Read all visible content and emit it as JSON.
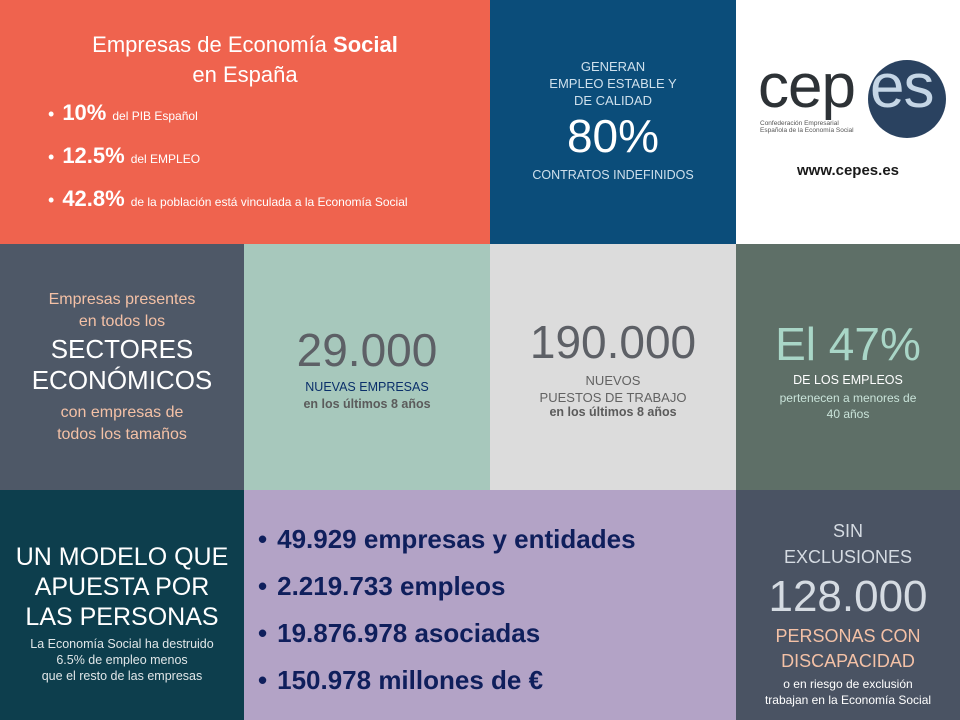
{
  "hero": {
    "title_plain": "Empresas de Economía ",
    "title_bold": "Social",
    "title_line2": "en España",
    "items": [
      {
        "value": "10%",
        "text": "del PIB Español"
      },
      {
        "value": "12.5%",
        "text": "del EMPLEO"
      },
      {
        "value": "42.8%",
        "text": "de la población está vinculada a la Economía Social"
      }
    ]
  },
  "stable": {
    "line1": "GENERAN",
    "line2": "EMPLEO ESTABLE Y",
    "line3": "DE CALIDAD",
    "value": "80%",
    "caption": "CONTRATOS INDEFINIDOS"
  },
  "logo": {
    "brand_a": "cep",
    "brand_b": "es",
    "caption_line1": "Confederación Empresarial",
    "caption_line2": "Española de la Economía Social",
    "url": "www.cepes.es"
  },
  "sectors": {
    "line1": "Empresas presentes",
    "line2": "en todos los",
    "big1": "SECTORES",
    "big2": "ECONÓMICOS",
    "line3": "con empresas de",
    "line4": "todos los tamaños"
  },
  "companies": {
    "value": "29.000",
    "line1": "NUEVAS EMPRESAS",
    "line2": "en los últimos 8 años"
  },
  "jobs": {
    "value": "190.000",
    "line1": "NUEVOS",
    "line2": "PUESTOS DE TRABAJO",
    "line3": "en los últimos 8 años"
  },
  "young": {
    "value": "El 47%",
    "line1": "DE LOS EMPLEOS",
    "line2": "pertenecen a menores de",
    "line3": "40 años"
  },
  "model": {
    "line1": "UN MODELO QUE",
    "line2": "APUESTA POR",
    "line3": "LAS PERSONAS",
    "text1": "La Economía Social ha destruido",
    "text2": "6.5% de empleo menos",
    "text3": "que el resto de las empresas"
  },
  "figures": {
    "items": [
      "49.929 empresas y entidades",
      "2.219.733 empleos",
      "19.876.978 asociadas",
      "150.978 millones de €"
    ]
  },
  "inclusion": {
    "line1": "SIN",
    "line2": "EXCLUSIONES",
    "value": "128.000",
    "line3": "PERSONAS CON",
    "line4": "DISCAPACIDAD",
    "text1": "o en riesgo de exclusión",
    "text2": "trabajan en la Economía Social"
  }
}
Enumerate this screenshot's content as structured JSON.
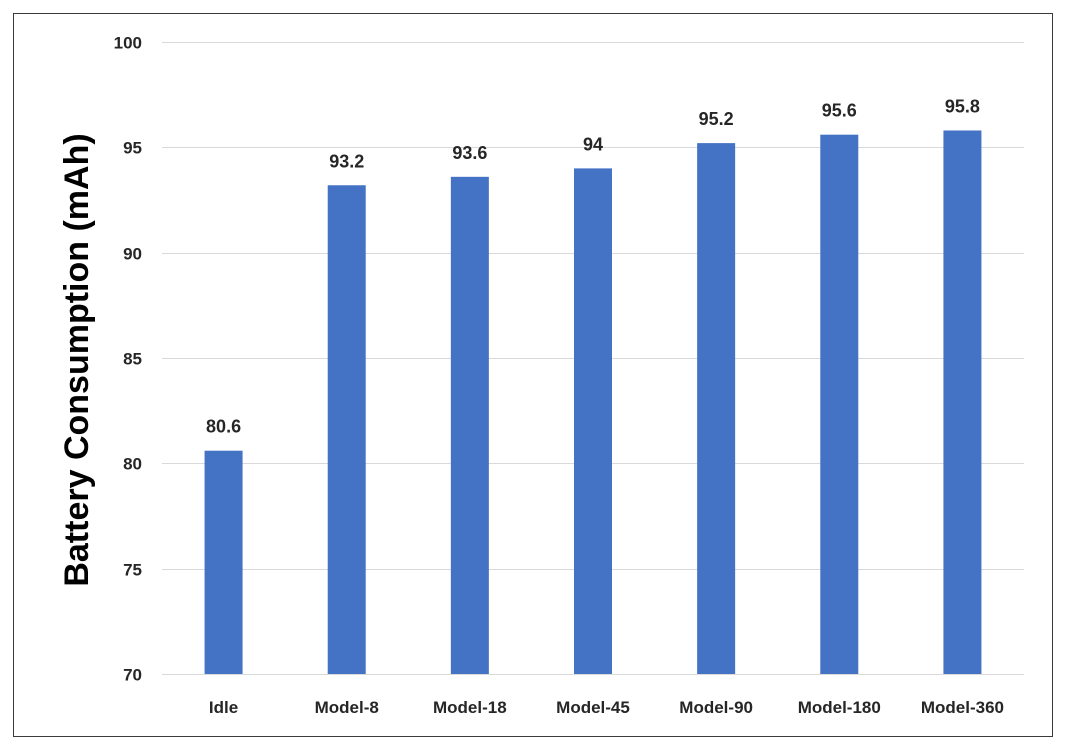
{
  "chart_data": {
    "type": "bar",
    "title": "",
    "xlabel": "",
    "ylabel": "Battery Consumption (mAh)",
    "categories": [
      "Idle",
      "Model-8",
      "Model-18",
      "Model-45",
      "Model-90",
      "Model-180",
      "Model-360"
    ],
    "values": [
      80.6,
      93.2,
      93.6,
      94,
      95.2,
      95.6,
      95.8
    ],
    "data_labels": [
      "80.6",
      "93.2",
      "93.6",
      "94",
      "95.2",
      "95.6",
      "95.8"
    ],
    "ylim": [
      70,
      100
    ],
    "yticks": [
      70,
      75,
      80,
      85,
      90,
      95,
      100
    ],
    "ytick_labels": [
      "70",
      "75",
      "80",
      "85",
      "90",
      "95",
      "100"
    ],
    "grid": true,
    "legend": "none",
    "bar_color": "#4472C4"
  }
}
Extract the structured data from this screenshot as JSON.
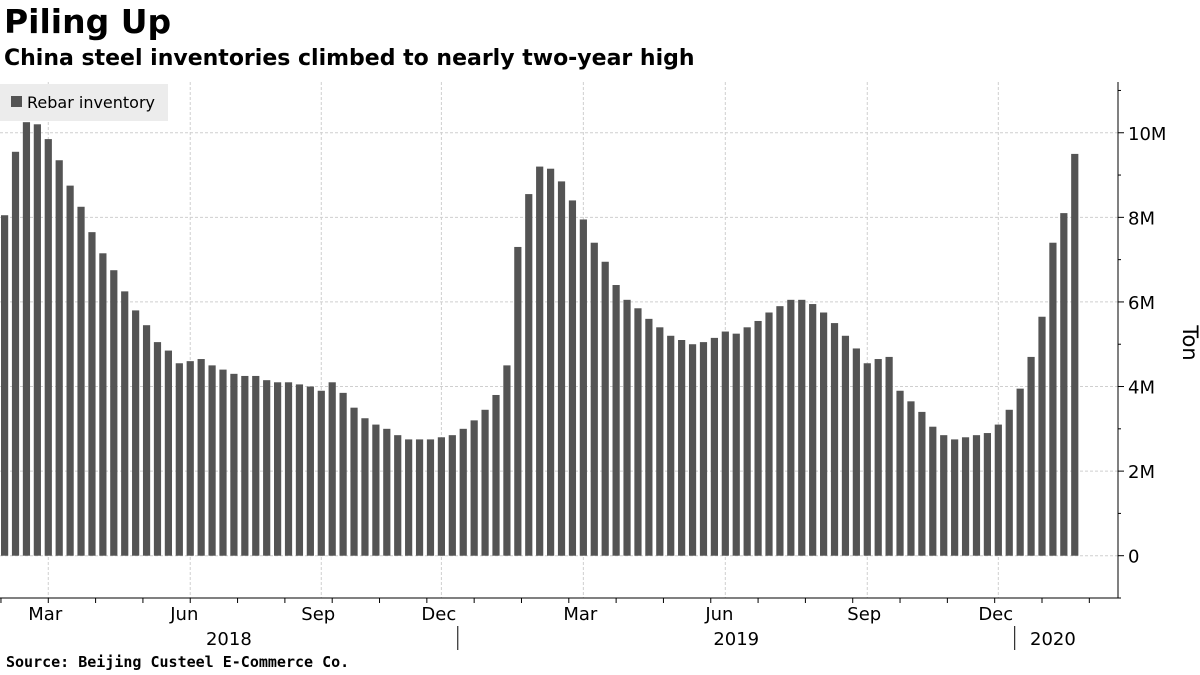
{
  "header": {
    "title": "Piling Up",
    "subtitle": "China steel inventories climbed to nearly two-year high"
  },
  "footer": {
    "source": "Source: Beijing Custeel E-Commerce Co."
  },
  "colors": {
    "bar": "#545454",
    "grid": "#cfcfcf",
    "legend_bg": "#ececec"
  },
  "chart_data": {
    "type": "bar",
    "legend_label": "Rebar inventory",
    "legend_placement": "top-left",
    "ylabel": "Ton",
    "y_axis_side": "right",
    "ylim": [
      -1,
      11.2
    ],
    "y_ticks": [
      {
        "value": 0,
        "label": "0"
      },
      {
        "value": 2,
        "label": "2M"
      },
      {
        "value": 4,
        "label": "4M"
      },
      {
        "value": 6,
        "label": "6M"
      },
      {
        "value": 8,
        "label": "8M"
      },
      {
        "value": 10,
        "label": "10M"
      }
    ],
    "y_unit_note": "values in millions of tons",
    "grid": true,
    "month_labels": [
      {
        "label": "Mar",
        "at_bar": 4
      },
      {
        "label": "Jun",
        "at_bar": 17
      },
      {
        "label": "Sep",
        "at_bar": 29
      },
      {
        "label": "Dec",
        "at_bar": 40
      },
      {
        "label": "Mar",
        "at_bar": 53
      },
      {
        "label": "Jun",
        "at_bar": 66
      },
      {
        "label": "Sep",
        "at_bar": 79
      },
      {
        "label": "Dec",
        "at_bar": 91
      }
    ],
    "year_labels": [
      {
        "label": "2018",
        "from_bar": -0.5,
        "to_bar": 41.5
      },
      {
        "label": "2019",
        "from_bar": 41.5,
        "to_bar": 92.5
      },
      {
        "label": "2020",
        "from_bar": 92.5,
        "to_bar": 99.5
      }
    ],
    "values": [
      8.05,
      9.55,
      10.25,
      10.2,
      9.85,
      9.35,
      8.75,
      8.25,
      7.65,
      7.15,
      6.75,
      6.25,
      5.8,
      5.45,
      5.05,
      4.85,
      4.55,
      4.6,
      4.65,
      4.5,
      4.4,
      4.3,
      4.25,
      4.25,
      4.15,
      4.1,
      4.1,
      4.05,
      4.0,
      3.9,
      4.1,
      3.85,
      3.5,
      3.25,
      3.1,
      3.0,
      2.85,
      2.75,
      2.75,
      2.75,
      2.8,
      2.85,
      3.0,
      3.2,
      3.45,
      3.8,
      4.5,
      7.3,
      8.55,
      9.2,
      9.15,
      8.85,
      8.4,
      7.95,
      7.4,
      6.95,
      6.4,
      6.05,
      5.85,
      5.6,
      5.4,
      5.2,
      5.1,
      5.0,
      5.05,
      5.15,
      5.3,
      5.25,
      5.4,
      5.55,
      5.75,
      5.9,
      6.05,
      6.05,
      5.95,
      5.75,
      5.5,
      5.2,
      4.9,
      4.55,
      4.65,
      4.7,
      3.9,
      3.65,
      3.4,
      3.05,
      2.85,
      2.75,
      2.8,
      2.85,
      2.9,
      3.1,
      3.45,
      3.95,
      4.7,
      5.65,
      7.4,
      8.1,
      9.5
    ]
  }
}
#####
Exercise brief: Pictures are to be left out; the records above must be repeated word for word.

Exercise response:
Read all visible content and emit it as JSON.
{
  "hero": {
    "title_plain": "Empresas de Economía ",
    "title_bold": "Social",
    "title_line2": "en España",
    "items": [
      {
        "value": "10%",
        "text": "del PIB Español"
      },
      {
        "value": "12.5%",
        "text": "del EMPLEO"
      },
      {
        "value": "42.8%",
        "text": "de la población está vinculada a la Economía Social"
      }
    ]
  },
  "stable": {
    "line1": "GENERAN",
    "line2": "EMPLEO ESTABLE Y",
    "line3": "DE CALIDAD",
    "value": "80%",
    "caption": "CONTRATOS INDEFINIDOS"
  },
  "logo": {
    "brand_a": "cep",
    "brand_b": "es",
    "caption_line1": "Confederación Empresarial",
    "caption_line2": "Española de la Economía Social",
    "url": "www.cepes.es"
  },
  "sectors": {
    "line1": "Empresas presentes",
    "line2": "en todos los",
    "big1": "SECTORES",
    "big2": "ECONÓMICOS",
    "line3": "con empresas de",
    "line4": "todos los tamaños"
  },
  "companies": {
    "value": "29.000",
    "line1": "NUEVAS EMPRESAS",
    "line2": "en los últimos 8 años"
  },
  "jobs": {
    "value": "190.000",
    "line1": "NUEVOS",
    "line2": "PUESTOS DE TRABAJO",
    "line3": "en los últimos 8 años"
  },
  "young": {
    "value": "El 47%",
    "line1": "DE LOS EMPLEOS",
    "line2": "pertenecen a menores de",
    "line3": "40 años"
  },
  "model": {
    "line1": "UN MODELO QUE",
    "line2": "APUESTA POR",
    "line3": "LAS PERSONAS",
    "text1": "La Economía Social ha destruido",
    "text2": "6.5% de empleo menos",
    "text3": "que el resto de las empresas"
  },
  "figures": {
    "items": [
      "49.929 empresas y entidades",
      "2.219.733 empleos",
      "19.876.978 asociadas",
      "150.978 millones de €"
    ]
  },
  "inclusion": {
    "line1": "SIN",
    "line2": "EXCLUSIONES",
    "value": "128.000",
    "line3": "PERSONAS CON",
    "line4": "DISCAPACIDAD",
    "text1": "o en riesgo de exclusión",
    "text2": "trabajan en la Economía Social"
  }
}
Enumerate this screenshot's content as structured JSON.
{
  "chart_data": {
    "type": "bar",
    "title": "",
    "xlabel": "",
    "ylabel": "Battery Consumption (mAh)",
    "categories": [
      "Idle",
      "Model-8",
      "Model-18",
      "Model-45",
      "Model-90",
      "Model-180",
      "Model-360"
    ],
    "values": [
      80.6,
      93.2,
      93.6,
      94,
      95.2,
      95.6,
      95.8
    ],
    "data_labels": [
      "80.6",
      "93.2",
      "93.6",
      "94",
      "95.2",
      "95.6",
      "95.8"
    ],
    "ylim": [
      70,
      100
    ],
    "yticks": [
      70,
      75,
      80,
      85,
      90,
      95,
      100
    ],
    "ytick_labels": [
      "70",
      "75",
      "80",
      "85",
      "90",
      "95",
      "100"
    ],
    "grid": true,
    "legend": "none",
    "bar_color": "#4472C4"
  }
}
Extract the structured data from this screenshot as JSON.
{
  "header": {
    "title": "Piling Up",
    "subtitle": "China steel inventories climbed to nearly two-year high"
  },
  "footer": {
    "source": "Source: Beijing Custeel E-Commerce Co."
  },
  "colors": {
    "bar": "#545454",
    "grid": "#cfcfcf",
    "legend_bg": "#ececec"
  },
  "chart_data": {
    "type": "bar",
    "legend_label": "Rebar inventory",
    "legend_placement": "top-left",
    "ylabel": "Ton",
    "y_axis_side": "right",
    "ylim": [
      -1,
      11.2
    ],
    "y_ticks": [
      {
        "value": 0,
        "label": "0"
      },
      {
        "value": 2,
        "label": "2M"
      },
      {
        "value": 4,
        "label": "4M"
      },
      {
        "value": 6,
        "label": "6M"
      },
      {
        "value": 8,
        "label": "8M"
      },
      {
        "value": 10,
        "label": "10M"
      }
    ],
    "y_unit_note": "values in millions of tons",
    "grid": true,
    "month_labels": [
      {
        "label": "Mar",
        "at_bar": 4
      },
      {
        "label": "Jun",
        "at_bar": 17
      },
      {
        "label": "Sep",
        "at_bar": 29
      },
      {
        "label": "Dec",
        "at_bar": 40
      },
      {
        "label": "Mar",
        "at_bar": 53
      },
      {
        "label": "Jun",
        "at_bar": 66
      },
      {
        "label": "Sep",
        "at_bar": 79
      },
      {
        "label": "Dec",
        "at_bar": 91
      }
    ],
    "year_labels": [
      {
        "label": "2018",
        "from_bar": -0.5,
        "to_bar": 41.5
      },
      {
        "label": "2019",
        "from_bar": 41.5,
        "to_bar": 92.5
      },
      {
        "label": "2020",
        "from_bar": 92.5,
        "to_bar": 99.5
      }
    ],
    "values": [
      8.05,
      9.55,
      10.25,
      10.2,
      9.85,
      9.35,
      8.75,
      8.25,
      7.65,
      7.15,
      6.75,
      6.25,
      5.8,
      5.45,
      5.05,
      4.85,
      4.55,
      4.6,
      4.65,
      4.5,
      4.4,
      4.3,
      4.25,
      4.25,
      4.15,
      4.1,
      4.1,
      4.05,
      4.0,
      3.9,
      4.1,
      3.85,
      3.5,
      3.25,
      3.1,
      3.0,
      2.85,
      2.75,
      2.75,
      2.75,
      2.8,
      2.85,
      3.0,
      3.2,
      3.45,
      3.8,
      4.5,
      7.3,
      8.55,
      9.2,
      9.15,
      8.85,
      8.4,
      7.95,
      7.4,
      6.95,
      6.4,
      6.05,
      5.85,
      5.6,
      5.4,
      5.2,
      5.1,
      5.0,
      5.05,
      5.15,
      5.3,
      5.25,
      5.4,
      5.55,
      5.75,
      5.9,
      6.05,
      6.05,
      5.95,
      5.75,
      5.5,
      5.2,
      4.9,
      4.55,
      4.65,
      4.7,
      3.9,
      3.65,
      3.4,
      3.05,
      2.85,
      2.75,
      2.8,
      2.85,
      2.9,
      3.1,
      3.45,
      3.95,
      4.7,
      5.65,
      7.4,
      8.1,
      9.5
    ]
  }
}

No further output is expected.